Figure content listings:
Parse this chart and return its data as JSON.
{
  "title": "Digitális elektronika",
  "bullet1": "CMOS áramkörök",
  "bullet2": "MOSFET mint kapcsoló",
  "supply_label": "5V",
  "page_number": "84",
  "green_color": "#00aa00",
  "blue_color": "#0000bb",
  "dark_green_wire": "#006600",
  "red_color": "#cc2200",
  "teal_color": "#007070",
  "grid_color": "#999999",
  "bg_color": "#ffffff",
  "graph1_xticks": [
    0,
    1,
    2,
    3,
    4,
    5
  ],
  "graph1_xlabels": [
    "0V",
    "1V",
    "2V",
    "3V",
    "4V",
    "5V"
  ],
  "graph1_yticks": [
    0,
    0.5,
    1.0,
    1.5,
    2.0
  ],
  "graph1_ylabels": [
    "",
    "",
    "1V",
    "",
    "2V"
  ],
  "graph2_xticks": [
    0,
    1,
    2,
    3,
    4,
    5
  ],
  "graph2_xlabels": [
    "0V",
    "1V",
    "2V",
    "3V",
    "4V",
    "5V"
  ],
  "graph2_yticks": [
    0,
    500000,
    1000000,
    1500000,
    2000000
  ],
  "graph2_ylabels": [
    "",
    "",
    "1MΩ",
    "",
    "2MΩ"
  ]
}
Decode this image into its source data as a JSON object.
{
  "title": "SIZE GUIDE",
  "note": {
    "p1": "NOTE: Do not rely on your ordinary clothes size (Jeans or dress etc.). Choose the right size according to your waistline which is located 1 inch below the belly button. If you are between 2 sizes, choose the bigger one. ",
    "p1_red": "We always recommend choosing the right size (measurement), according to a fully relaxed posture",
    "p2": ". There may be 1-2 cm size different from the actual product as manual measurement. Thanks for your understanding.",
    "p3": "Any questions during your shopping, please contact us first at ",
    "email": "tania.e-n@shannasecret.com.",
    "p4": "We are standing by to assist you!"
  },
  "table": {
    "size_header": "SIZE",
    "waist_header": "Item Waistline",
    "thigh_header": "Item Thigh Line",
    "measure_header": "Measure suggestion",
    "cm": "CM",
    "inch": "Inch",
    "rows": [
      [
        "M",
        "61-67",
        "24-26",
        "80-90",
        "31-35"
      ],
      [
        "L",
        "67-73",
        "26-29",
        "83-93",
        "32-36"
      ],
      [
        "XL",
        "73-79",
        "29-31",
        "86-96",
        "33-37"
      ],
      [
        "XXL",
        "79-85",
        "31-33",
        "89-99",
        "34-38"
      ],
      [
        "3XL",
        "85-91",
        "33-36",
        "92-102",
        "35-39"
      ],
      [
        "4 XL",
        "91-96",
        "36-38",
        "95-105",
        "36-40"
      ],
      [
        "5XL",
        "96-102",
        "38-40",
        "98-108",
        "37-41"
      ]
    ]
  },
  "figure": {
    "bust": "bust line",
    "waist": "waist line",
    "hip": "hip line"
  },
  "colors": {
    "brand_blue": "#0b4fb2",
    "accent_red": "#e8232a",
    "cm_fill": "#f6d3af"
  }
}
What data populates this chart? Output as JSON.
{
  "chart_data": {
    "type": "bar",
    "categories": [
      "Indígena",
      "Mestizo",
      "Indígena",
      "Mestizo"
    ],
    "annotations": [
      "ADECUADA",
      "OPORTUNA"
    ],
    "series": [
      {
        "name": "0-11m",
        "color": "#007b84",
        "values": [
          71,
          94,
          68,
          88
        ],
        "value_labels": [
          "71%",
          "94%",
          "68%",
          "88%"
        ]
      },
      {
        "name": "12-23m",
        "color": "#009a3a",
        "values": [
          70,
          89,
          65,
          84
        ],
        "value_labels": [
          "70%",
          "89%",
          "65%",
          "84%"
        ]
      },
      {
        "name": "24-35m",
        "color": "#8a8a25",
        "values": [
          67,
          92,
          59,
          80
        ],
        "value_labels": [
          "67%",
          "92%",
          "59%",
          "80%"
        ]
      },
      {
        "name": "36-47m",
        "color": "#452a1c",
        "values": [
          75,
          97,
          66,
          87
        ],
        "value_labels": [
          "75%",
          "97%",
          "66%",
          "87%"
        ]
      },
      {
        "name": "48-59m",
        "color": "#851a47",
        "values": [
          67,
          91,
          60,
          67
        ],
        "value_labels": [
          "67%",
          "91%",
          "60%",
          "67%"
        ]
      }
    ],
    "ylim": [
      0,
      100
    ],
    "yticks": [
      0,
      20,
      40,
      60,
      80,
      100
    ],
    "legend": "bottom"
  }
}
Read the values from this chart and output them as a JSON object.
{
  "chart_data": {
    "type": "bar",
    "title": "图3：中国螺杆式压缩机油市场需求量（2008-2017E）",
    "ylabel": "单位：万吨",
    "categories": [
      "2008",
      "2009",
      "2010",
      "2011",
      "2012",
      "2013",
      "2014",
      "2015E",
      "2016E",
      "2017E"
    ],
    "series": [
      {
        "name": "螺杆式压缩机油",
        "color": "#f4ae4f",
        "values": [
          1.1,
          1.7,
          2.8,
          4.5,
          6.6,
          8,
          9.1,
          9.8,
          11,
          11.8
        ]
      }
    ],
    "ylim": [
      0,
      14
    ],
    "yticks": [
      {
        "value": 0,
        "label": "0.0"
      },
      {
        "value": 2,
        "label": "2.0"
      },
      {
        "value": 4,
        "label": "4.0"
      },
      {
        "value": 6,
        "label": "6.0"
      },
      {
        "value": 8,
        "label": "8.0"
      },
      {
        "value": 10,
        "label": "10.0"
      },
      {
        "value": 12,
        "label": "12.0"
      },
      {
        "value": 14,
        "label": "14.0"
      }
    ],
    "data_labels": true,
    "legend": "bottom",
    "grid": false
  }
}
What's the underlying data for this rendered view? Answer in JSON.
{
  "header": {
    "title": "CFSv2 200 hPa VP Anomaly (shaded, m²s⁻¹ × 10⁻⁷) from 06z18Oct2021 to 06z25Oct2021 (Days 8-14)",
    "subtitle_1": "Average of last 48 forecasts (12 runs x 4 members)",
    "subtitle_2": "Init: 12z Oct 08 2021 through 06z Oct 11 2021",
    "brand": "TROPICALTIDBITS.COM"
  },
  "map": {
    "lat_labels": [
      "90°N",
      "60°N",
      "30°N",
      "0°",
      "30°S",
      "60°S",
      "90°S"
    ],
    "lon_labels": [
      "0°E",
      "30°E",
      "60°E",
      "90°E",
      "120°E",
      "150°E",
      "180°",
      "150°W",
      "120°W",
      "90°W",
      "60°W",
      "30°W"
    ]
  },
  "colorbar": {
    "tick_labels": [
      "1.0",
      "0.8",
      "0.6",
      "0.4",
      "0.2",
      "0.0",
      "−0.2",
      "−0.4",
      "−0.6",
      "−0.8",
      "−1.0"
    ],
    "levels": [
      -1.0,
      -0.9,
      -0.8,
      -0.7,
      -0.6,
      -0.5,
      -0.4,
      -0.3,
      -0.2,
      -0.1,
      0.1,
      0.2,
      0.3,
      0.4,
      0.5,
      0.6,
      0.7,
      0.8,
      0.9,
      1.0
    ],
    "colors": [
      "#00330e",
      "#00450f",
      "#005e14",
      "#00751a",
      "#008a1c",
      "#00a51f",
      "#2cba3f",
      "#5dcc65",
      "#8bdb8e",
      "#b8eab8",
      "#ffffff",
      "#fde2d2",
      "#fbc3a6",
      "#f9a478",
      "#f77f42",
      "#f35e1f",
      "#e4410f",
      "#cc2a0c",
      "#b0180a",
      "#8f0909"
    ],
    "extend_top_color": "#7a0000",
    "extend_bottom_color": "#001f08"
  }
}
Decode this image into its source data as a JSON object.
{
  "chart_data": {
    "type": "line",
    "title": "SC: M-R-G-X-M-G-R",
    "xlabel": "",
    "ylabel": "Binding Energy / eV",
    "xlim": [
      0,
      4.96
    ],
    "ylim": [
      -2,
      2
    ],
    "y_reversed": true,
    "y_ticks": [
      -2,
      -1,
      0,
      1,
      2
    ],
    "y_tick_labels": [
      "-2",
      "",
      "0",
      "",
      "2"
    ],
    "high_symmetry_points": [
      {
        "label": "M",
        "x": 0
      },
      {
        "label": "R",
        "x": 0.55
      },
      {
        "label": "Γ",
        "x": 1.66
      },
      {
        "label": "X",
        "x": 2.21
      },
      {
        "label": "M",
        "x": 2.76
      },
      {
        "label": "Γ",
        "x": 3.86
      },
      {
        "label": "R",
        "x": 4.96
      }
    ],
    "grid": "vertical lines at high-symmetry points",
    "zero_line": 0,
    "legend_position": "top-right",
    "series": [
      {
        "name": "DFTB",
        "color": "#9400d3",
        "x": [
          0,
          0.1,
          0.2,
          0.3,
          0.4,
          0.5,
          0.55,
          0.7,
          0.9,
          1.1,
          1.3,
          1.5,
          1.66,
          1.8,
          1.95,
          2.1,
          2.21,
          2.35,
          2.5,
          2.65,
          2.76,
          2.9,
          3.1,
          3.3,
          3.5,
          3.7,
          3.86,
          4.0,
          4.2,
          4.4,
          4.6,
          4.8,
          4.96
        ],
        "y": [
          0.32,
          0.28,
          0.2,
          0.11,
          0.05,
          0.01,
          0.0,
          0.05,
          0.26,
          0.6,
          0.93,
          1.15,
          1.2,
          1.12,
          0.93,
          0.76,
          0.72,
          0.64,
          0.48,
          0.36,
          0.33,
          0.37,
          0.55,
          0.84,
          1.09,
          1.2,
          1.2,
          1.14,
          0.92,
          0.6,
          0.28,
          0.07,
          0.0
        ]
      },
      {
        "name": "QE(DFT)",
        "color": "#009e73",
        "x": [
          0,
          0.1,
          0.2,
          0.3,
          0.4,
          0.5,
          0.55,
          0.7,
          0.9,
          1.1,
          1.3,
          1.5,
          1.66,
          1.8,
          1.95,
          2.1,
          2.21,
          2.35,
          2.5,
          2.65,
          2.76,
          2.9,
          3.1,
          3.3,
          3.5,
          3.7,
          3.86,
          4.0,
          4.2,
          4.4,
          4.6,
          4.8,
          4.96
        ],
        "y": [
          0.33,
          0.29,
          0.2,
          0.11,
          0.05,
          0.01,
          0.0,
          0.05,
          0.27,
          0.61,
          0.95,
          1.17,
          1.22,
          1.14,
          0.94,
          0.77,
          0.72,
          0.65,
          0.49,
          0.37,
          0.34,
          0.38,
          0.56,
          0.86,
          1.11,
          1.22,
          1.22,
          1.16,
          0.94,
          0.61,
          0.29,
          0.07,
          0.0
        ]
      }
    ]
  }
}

◆ **Problem statement**: Choose all lines containing the string "this" and copy them out.

◆ **Exercise output**:
Parse this chart and return its data as JSON.
Decode this image into its source data as a JSON object.
What data populates this chart? Output as JSON.
Read the values from this chart and output them as a JSON object.
What's the underlying data for this rendered view? Answer in JSON.
Decode this image into its source data as a JSON object.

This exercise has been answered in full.